Exercises to complete:
1. Decide whether each statement below agrees with the blog post on the debt limit, answering yes or no and quoting the deciding words from the post: (a) the writer thinks a short-term rise in the debt ceiling serves the nation; (b) the writer says Boehner's plan made real cuts; (c) the writer would propose a 12-month debt limit increase.
2. Continue the blog post on the debt limit, beginning after its last sentence.

Selected excerpt:
------------------------------------------------------------

Jul 27 2011

Where Is The Line Between Victory & Defeat On The Nation’s Debt Limit?

Published by at 6:58 am under All General Discussions

Charles Krauthammer was on Bill O’Reilly last night and was voicing a major (and legitimate) concern. Since it is impossible to get everything we want now, with only the House under GOP control and therefore open to pressure from the GOP and Tea Party Libertarians, how do we declare victory and reap some rewards on the debt ceiling? More important, how do we not fail and lose all the progress to date.

In many ways victory has been achieved. Endless deficit spending is now the enemy of democracy and our free economy. We have begun to end the knee-jerk myth that the answer to all things is a government program. Many are prepared to sacrifice if that sacrifice turns things around. Raising taxes is not a preferred solution, and is probably considered a last resort if anything.

All in all, the Tea Party has to be congratulated in turning the debate around and in the right direction. But as I have said before, now comes the part where we need patience, steel nerves and real results.

Which is why I still say a short term debt ceiling rise is in the nation’s interest. Contrary to the left wing media spin, I think the country would prefer the forcing function of the debt ceiling and the debate it forces over the pretend out year fixes that never arise. Because that too is another victory we have in our hands – no more shell games or punting. No one is buying the grand solution. Every poll shows:

  • People don’t want the debt ceiling raised because it adds to our kids life long burden, but we know it must be and therefore serious reforms and changes must come with it.
  • People absolutely reject broad tax increases or more mad liberal spending – we know the stimulus bill was a disastrous fail. So liberal economics has been totally debunked.
  • People don’t trust government to work, politicians to tell the truth or the news media to know what the truth is, which means the voters are freeing themselves from the propaganda and spin.

The best sign of progress was President Obama whining about how Presidents Reagan, Clinton and George W Bush all increased the debt limit without any friction or debate. Well, that era mindless debt limit increases is gone and Obama is the poor sap who has to deal with an electorate fed up with a screwed up, ineffective and overly costly government.

While the debate has turned in the right direction, we have yet to see tangible changes. Even Boehner’s plan fell short of making any real cuts. The problem is too big and to multifaceted to solve in one fell swoop. You can’t take on all the out of control spending issues and their political implications all at once. We can’t cut 40% of the budget overnight. The toll in human financial pain and fear would be too much too soon.

So we go back to an idea Krauthammer and I both promoted – small increases tied to digestible and acceptable changes in fiscal course. I would put on the table a 6 month debt limit increase and some low hanging fixes that can be implemented now, and some that can begin to be phased in after the 6 months. Rinse and repeat.

This will take us to the 2012 election without chaos and the blame that will go with it. Krauthammer is right, we can all still misplay this thing and end up with an Obama second term and Pelosi back as Speaker. We have to find point where we can bank the fruits of our labors without total failure. Face it, concrete measures can only be ensured over short time periods, primarily because the government take years to change its mind, let alone fix things. So the long game should be off the table. Even if the House fails, we will have another shot in 6 months.

------------------------------------------------------------

Extracted information:
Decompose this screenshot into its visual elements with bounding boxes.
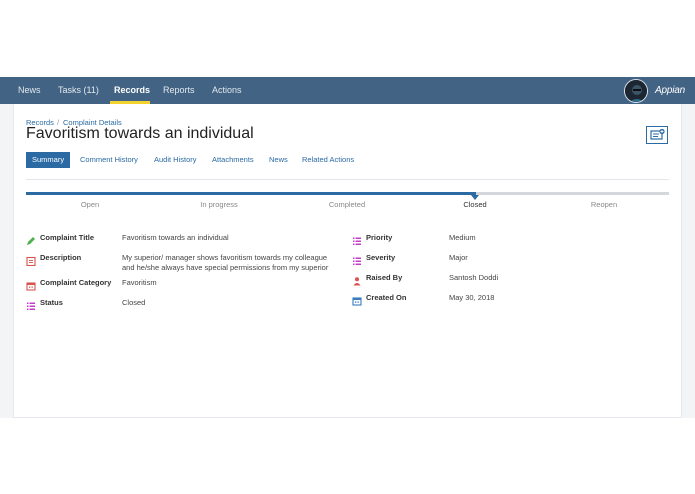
- related-action-button[interactable]: [646, 126, 668, 144]
- top-navigation-bar: News Tasks (11) Records Reports Actions: [0, 77, 695, 104]
- new-record-icon: [650, 128, 665, 140]
- page-gutter-right: [682, 104, 695, 418]
- avatar[interactable]: [624, 79, 648, 103]
- tab-comment-history[interactable]: Comment History: [80, 152, 138, 168]
- nav-item-tasks[interactable]: Tasks (11): [58, 77, 99, 104]
- status-step-in-progress: In progress: [200, 200, 238, 209]
- tab-attachments[interactable]: Attachments: [212, 152, 254, 168]
- priority-label: Priority: [366, 233, 393, 242]
- nav-item-reports[interactable]: Reports: [163, 77, 195, 104]
- appian-logo: Appian: [655, 85, 685, 96]
- tab-audit-history[interactable]: Audit History: [154, 152, 197, 168]
- complaint-title-label: Complaint Title: [40, 233, 95, 242]
- page-title: Favoritism towards an individual: [26, 125, 254, 142]
- complaint-category-label: Complaint Category: [40, 278, 112, 287]
- list-icon: [353, 257, 361, 265]
- status-value: Closed: [122, 298, 146, 307]
- description-line: and he/she always have special permissio…: [122, 263, 329, 272]
- tab-divider: [26, 179, 669, 180]
- complaint-category-value: Favoritism: [122, 278, 157, 287]
- calendar-icon: [352, 297, 362, 306]
- status-step-completed: Completed: [328, 200, 366, 209]
- description-value: My superior/ manager shows favoritism to…: [122, 253, 347, 273]
- complaint-title-value: Favoritism towards an individual: [122, 233, 229, 242]
- nav-item-actions[interactable]: Actions: [212, 77, 242, 104]
- tab-summary[interactable]: Summary: [26, 152, 71, 168]
- tab-related-actions[interactable]: Related Actions: [302, 152, 354, 168]
- status-progress-fill: [26, 192, 477, 195]
- clipboard-icon: [26, 256, 36, 266]
- status-step-open: Open: [80, 200, 100, 209]
- priority-value: Medium: [449, 233, 476, 242]
- status-label: Status: [40, 298, 63, 307]
- created-on-value: May 30, 2018: [449, 293, 495, 302]
- description-label: Description: [40, 253, 82, 262]
- calendar-icon: [26, 282, 36, 291]
- severity-label: Severity: [366, 253, 396, 262]
- user-icon: [353, 277, 361, 286]
- nav-item-records[interactable]: Records: [114, 77, 150, 104]
- status-step-reopen: Reopen: [590, 200, 618, 209]
- list-icon: [27, 302, 35, 310]
- nav-item-news[interactable]: News: [18, 77, 41, 104]
- raised-by-value: Santosh Doddi: [449, 273, 499, 282]
- tab-news[interactable]: News: [269, 152, 288, 168]
- pencil-icon: [27, 237, 35, 245]
- severity-value: Major: [449, 253, 468, 262]
- created-on-label: Created On: [366, 293, 407, 302]
- raised-by-label: Raised By: [366, 273, 403, 282]
- description-line: My superior/ manager shows favoritism to…: [122, 253, 328, 262]
- list-icon: [353, 237, 361, 245]
- status-step-closed: Closed: [463, 200, 487, 209]
- page-gutter-left: [0, 104, 13, 418]
- status-progress-bar: [26, 192, 669, 195]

------------------------------------------------------------

Replies:
1.
(a) Yes: "I still say a short term debt ceiling rise is in the nation’s interest."
(b) No: "Even Boehner’s plan fell short of making any real cuts."
(c) No: "I would put on the table a 6 month debt limit increase"

2.
With the ship of state turning in the right direction, we must recognize we are heading into a sea of icebergs of possible failures. Running full steam is not the answer, no matter how badly we want to get to our destination. We must find that line between victory and failure and make sure we get as close to it as possible – this round. Then we prepare for the next round and the next goal.

Update: And BTW, Krauthammer rightfully noted the next big goal – the 2012 elections. With only the House the GOP and Tea Party are unable to do anything major. But if they took the Senate and White House, while expanding their reach in the states, that Balanced Budget Amendment looks more and more feasible.

Which brings us to the other fruits of the 2010 victory and debt ceiling debate – Obama’s sinking poll numbers:

The race for president isn’t a national contest. It’s a state-by-state battle to cobble an electoral vote majority. So while the national polls are useful in gauging the president’s popularity, the more instructive numbers are those from the battlegrounds.

Those polls are even more ominous for the president: In every reputable battleground state poll conducted over the past month, Obama’s support is weak. In most of them, he trails Republican front-runner Mitt Romney. For all the talk of a closely fought 2012 election, if Obama can’t turn around his fortunes in states such as Michigan and New Hampshire, next year’s presidential election could end up being a GOP landslide.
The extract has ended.